Materials provided.

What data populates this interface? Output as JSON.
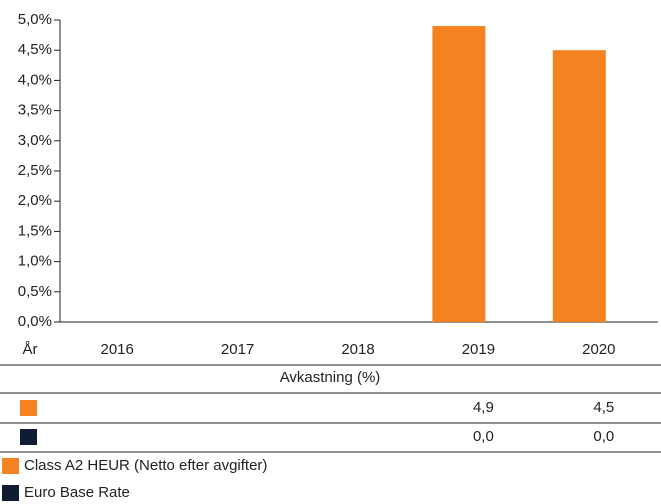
{
  "chart_data": {
    "type": "bar",
    "x_label": "År",
    "table_header": "Avkastning (%)",
    "categories": [
      "2016",
      "2017",
      "2018",
      "2019",
      "2020"
    ],
    "series": [
      {
        "name": "Class A2 HEUR (Netto efter avgifter)",
        "color": "#f58220",
        "values": [
          null,
          null,
          null,
          4.9,
          4.5
        ],
        "value_labels": [
          null,
          null,
          null,
          "4,9",
          "4,5"
        ]
      },
      {
        "name": "Euro Base Rate",
        "color": "#0f1c33",
        "values": [
          null,
          null,
          null,
          0.0,
          0.0
        ],
        "value_labels": [
          null,
          null,
          null,
          "0,0",
          "0,0"
        ]
      }
    ],
    "ylim": [
      0,
      5
    ],
    "yticks": [
      {
        "value": 0,
        "label": "0,0%"
      },
      {
        "value": 0.5,
        "label": "0,5%"
      },
      {
        "value": 1,
        "label": "1,0%"
      },
      {
        "value": 1.5,
        "label": "1,5%"
      },
      {
        "value": 2,
        "label": "2,0%"
      },
      {
        "value": 2.5,
        "label": "2,5%"
      },
      {
        "value": 3,
        "label": "3,0%"
      },
      {
        "value": 3.5,
        "label": "3,5%"
      },
      {
        "value": 4,
        "label": "4,0%"
      },
      {
        "value": 4.5,
        "label": "4,5%"
      },
      {
        "value": 5,
        "label": "5,0%"
      }
    ],
    "grid": false
  }
}
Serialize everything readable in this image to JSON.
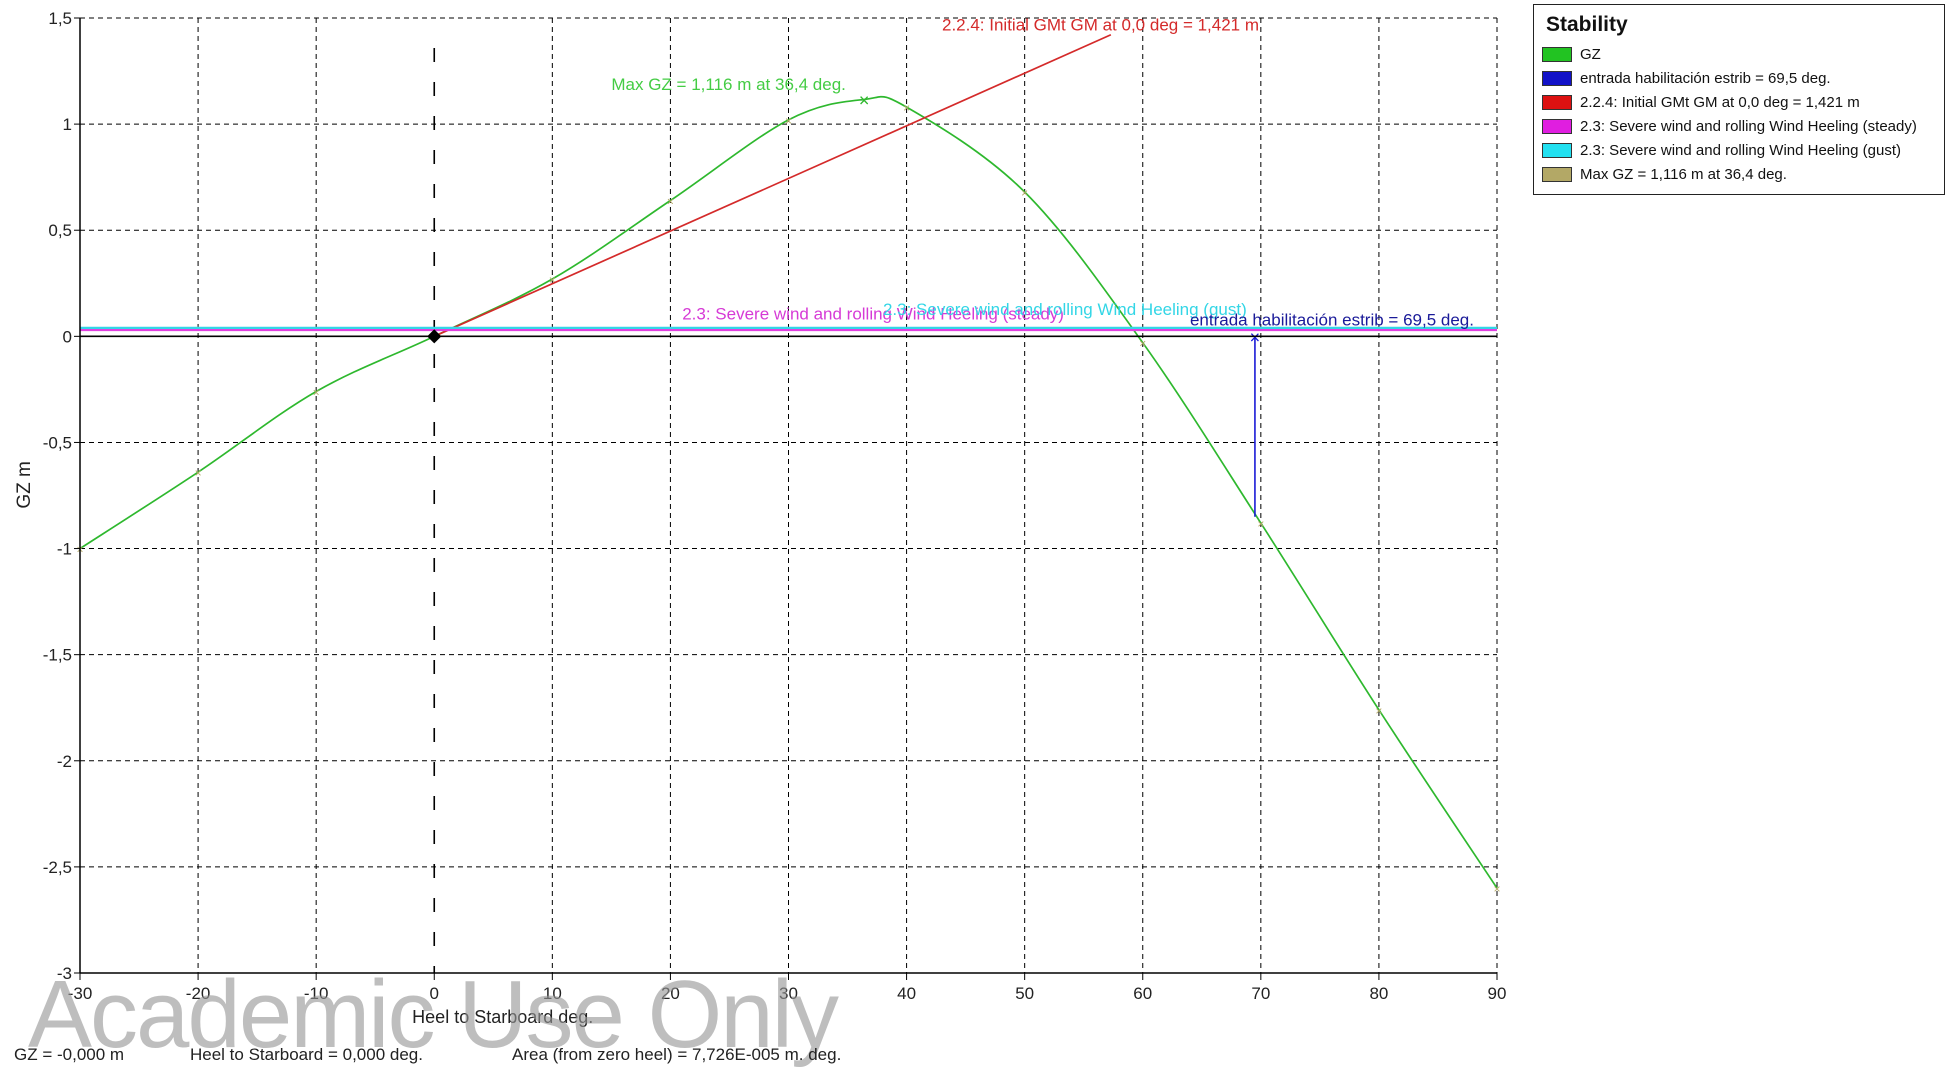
{
  "chart_data": {
    "type": "line",
    "ylabel": "GZ  m",
    "xlabel": "Heel to Starboard   deg.",
    "xlim": [
      -30,
      90
    ],
    "ylim": [
      -3,
      1.5
    ],
    "x_ticks": [
      -30,
      -20,
      -10,
      0,
      10,
      20,
      30,
      40,
      50,
      60,
      70,
      80,
      90
    ],
    "x_tick_labels": [
      "-30",
      "-20",
      "-10",
      "0",
      "10",
      "20",
      "30",
      "40",
      "50",
      "60",
      "70",
      "80",
      "90"
    ],
    "y_ticks": [
      1.5,
      1,
      0.5,
      0,
      -0.5,
      -1,
      -1.5,
      -2,
      -2.5,
      -3
    ],
    "y_tick_labels": [
      "1,5",
      "1",
      "0,5",
      "0",
      "-0,5",
      "-1",
      "-1,5",
      "-2",
      "-2,5",
      "-3"
    ],
    "grid": true,
    "legend_position": "top-right-outside",
    "series": [
      {
        "name": "GZ",
        "color": "#2eb82e",
        "x": [
          -30,
          -20,
          -10,
          0,
          10,
          20,
          30,
          36.4,
          40,
          50,
          60,
          70,
          80,
          90
        ],
        "y": [
          -1.0,
          -0.64,
          -0.26,
          0.0,
          0.27,
          0.64,
          1.02,
          1.116,
          1.08,
          0.68,
          -0.03,
          -0.88,
          -1.76,
          -2.6
        ]
      },
      {
        "name": "2.2.4: Initial GMt GM at 0,0 deg = 1,421 m",
        "color": "#d42a2a",
        "x": [
          0,
          57.3
        ],
        "y": [
          0,
          1.421
        ]
      },
      {
        "name": "2.3: Severe wind and rolling Wind Heeling (steady)",
        "color": "#e040e0",
        "x": [
          -30,
          90
        ],
        "y": [
          0.03,
          0.03
        ]
      },
      {
        "name": "2.3: Severe wind and rolling Wind Heeling (gust)",
        "color": "#33d6e6",
        "x": [
          -30,
          90
        ],
        "y": [
          0.04,
          0.04
        ]
      },
      {
        "name": "entrada habilitación estrib = 69,5 deg.",
        "color": "#1a1ad6",
        "x": [
          69.5,
          69.5
        ],
        "y": [
          0,
          -0.85
        ]
      }
    ],
    "annotations": [
      {
        "text": "2.2.4: Initial GMt GM at 0,0 deg = 1,421 m",
        "x": 43,
        "y": 1.44,
        "color": "#d42a2a"
      },
      {
        "text": "Max GZ = 1,116 m at 36,4 deg.",
        "x": 15,
        "y": 1.16,
        "color": "#44cc44"
      },
      {
        "text": "2.3: Severe wind and rolling Wind Heeling (steady)",
        "x": 21,
        "y": 0.08,
        "color": "#d63ad6"
      },
      {
        "text": "2.3: Severe wind and rolling Wind Heeling (gust)",
        "x": 38,
        "y": 0.1,
        "color": "#33d6e6"
      },
      {
        "text": "entrada habilitación estrib = 69,5 deg.",
        "x": 64,
        "y": 0.05,
        "color": "#1a1a99"
      }
    ],
    "max_marker": {
      "x": 36.4,
      "y": 1.116
    },
    "origin_marker": {
      "x": 0,
      "y": 0
    },
    "angle_marker": {
      "x": 69.5,
      "y": 0
    }
  },
  "legend": {
    "title": "Stability",
    "items": [
      {
        "label": "GZ",
        "color": "#22c322"
      },
      {
        "label": "entrada habilitación estrib = 69,5 deg.",
        "color": "#1212c8"
      },
      {
        "label": "2.2.4: Initial GMt GM at 0,0 deg = 1,421 m",
        "color": "#dd1111"
      },
      {
        "label": "2.3: Severe wind and rolling Wind Heeling (steady)",
        "color": "#e01ee0"
      },
      {
        "label": "2.3: Severe wind and rolling Wind Heeling (gust)",
        "color": "#22e0f0"
      },
      {
        "label": "Max GZ = 1,116 m at 36,4 deg.",
        "color": "#b3a866"
      }
    ]
  },
  "status": {
    "gz": "GZ =  -0,000 m",
    "heel": "Heel to Starboard =  0,000  deg.",
    "area": "Area (from zero heel) = 7,726E-005 m. deg."
  },
  "watermark": "Academic Use Only"
}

What you should do. Repeat the records above exactly, omitting every picture.

Exercise answer.
What data populates this interface? Output as JSON.
{
  "chart_data": {
    "type": "bar",
    "x_label": "År",
    "table_header": "Avkastning (%)",
    "categories": [
      "2016",
      "2017",
      "2018",
      "2019",
      "2020"
    ],
    "series": [
      {
        "name": "Class A2 HEUR (Netto efter avgifter)",
        "color": "#f58220",
        "values": [
          null,
          null,
          null,
          4.9,
          4.5
        ],
        "value_labels": [
          null,
          null,
          null,
          "4,9",
          "4,5"
        ]
      },
      {
        "name": "Euro Base Rate",
        "color": "#0f1c33",
        "values": [
          null,
          null,
          null,
          0.0,
          0.0
        ],
        "value_labels": [
          null,
          null,
          null,
          "0,0",
          "0,0"
        ]
      }
    ],
    "ylim": [
      0,
      5
    ],
    "yticks": [
      {
        "value": 0,
        "label": "0,0%"
      },
      {
        "value": 0.5,
        "label": "0,5%"
      },
      {
        "value": 1,
        "label": "1,0%"
      },
      {
        "value": 1.5,
        "label": "1,5%"
      },
      {
        "value": 2,
        "label": "2,0%"
      },
      {
        "value": 2.5,
        "label": "2,5%"
      },
      {
        "value": 3,
        "label": "3,0%"
      },
      {
        "value": 3.5,
        "label": "3,5%"
      },
      {
        "value": 4,
        "label": "4,0%"
      },
      {
        "value": 4.5,
        "label": "4,5%"
      },
      {
        "value": 5,
        "label": "5,0%"
      }
    ],
    "grid": false
  }
}
Serialize everything readable in this image to JSON.
{
  "chart_data": {
    "type": "line",
    "ylabel": "GZ  m",
    "xlabel": "Heel to Starboard   deg.",
    "xlim": [
      -30,
      90
    ],
    "ylim": [
      -3,
      1.5
    ],
    "x_ticks": [
      -30,
      -20,
      -10,
      0,
      10,
      20,
      30,
      40,
      50,
      60,
      70,
      80,
      90
    ],
    "x_tick_labels": [
      "-30",
      "-20",
      "-10",
      "0",
      "10",
      "20",
      "30",
      "40",
      "50",
      "60",
      "70",
      "80",
      "90"
    ],
    "y_ticks": [
      1.5,
      1,
      0.5,
      0,
      -0.5,
      -1,
      -1.5,
      -2,
      -2.5,
      -3
    ],
    "y_tick_labels": [
      "1,5",
      "1",
      "0,5",
      "0",
      "-0,5",
      "-1",
      "-1,5",
      "-2",
      "-2,5",
      "-3"
    ],
    "grid": true,
    "legend_position": "top-right-outside",
    "series": [
      {
        "name": "GZ",
        "color": "#2eb82e",
        "x": [
          -30,
          -20,
          -10,
          0,
          10,
          20,
          30,
          36.4,
          40,
          50,
          60,
          70,
          80,
          90
        ],
        "y": [
          -1.0,
          -0.64,
          -0.26,
          0.0,
          0.27,
          0.64,
          1.02,
          1.116,
          1.08,
          0.68,
          -0.03,
          -0.88,
          -1.76,
          -2.6
        ]
      },
      {
        "name": "2.2.4: Initial GMt GM at 0,0 deg = 1,421 m",
        "color": "#d42a2a",
        "x": [
          0,
          57.3
        ],
        "y": [
          0,
          1.421
        ]
      },
      {
        "name": "2.3: Severe wind and rolling Wind Heeling (steady)",
        "color": "#e040e0",
        "x": [
          -30,
          90
        ],
        "y": [
          0.03,
          0.03
        ]
      },
      {
        "name": "2.3: Severe wind and rolling Wind Heeling (gust)",
        "color": "#33d6e6",
        "x": [
          -30,
          90
        ],
        "y": [
          0.04,
          0.04
        ]
      },
      {
        "name": "entrada habilitación estrib = 69,5 deg.",
        "color": "#1a1ad6",
        "x": [
          69.5,
          69.5
        ],
        "y": [
          0,
          -0.85
        ]
      }
    ],
    "annotations": [
      {
        "text": "2.2.4: Initial GMt GM at 0,0 deg = 1,421 m",
        "x": 43,
        "y": 1.44,
        "color": "#d42a2a"
      },
      {
        "text": "Max GZ = 1,116 m at 36,4 deg.",
        "x": 15,
        "y": 1.16,
        "color": "#44cc44"
      },
      {
        "text": "2.3: Severe wind and rolling Wind Heeling (steady)",
        "x": 21,
        "y": 0.08,
        "color": "#d63ad6"
      },
      {
        "text": "2.3: Severe wind and rolling Wind Heeling (gust)",
        "x": 38,
        "y": 0.1,
        "color": "#33d6e6"
      },
      {
        "text": "entrada habilitación estrib = 69,5 deg.",
        "x": 64,
        "y": 0.05,
        "color": "#1a1a99"
      }
    ],
    "max_marker": {
      "x": 36.4,
      "y": 1.116
    },
    "origin_marker": {
      "x": 0,
      "y": 0
    },
    "angle_marker": {
      "x": 69.5,
      "y": 0
    }
  },
  "legend": {
    "title": "Stability",
    "items": [
      {
        "label": "GZ",
        "color": "#22c322"
      },
      {
        "label": "entrada habilitación estrib = 69,5 deg.",
        "color": "#1212c8"
      },
      {
        "label": "2.2.4: Initial GMt GM at 0,0 deg = 1,421 m",
        "color": "#dd1111"
      },
      {
        "label": "2.3: Severe wind and rolling Wind Heeling (steady)",
        "color": "#e01ee0"
      },
      {
        "label": "2.3: Severe wind and rolling Wind Heeling (gust)",
        "color": "#22e0f0"
      },
      {
        "label": "Max GZ = 1,116 m at 36,4 deg.",
        "color": "#b3a866"
      }
    ]
  },
  "status": {
    "gz": "GZ =  -0,000 m",
    "heel": "Heel to Starboard =  0,000  deg.",
    "area": "Area (from zero heel) = 7,726E-005 m. deg."
  },
  "watermark": "Academic Use Only"
}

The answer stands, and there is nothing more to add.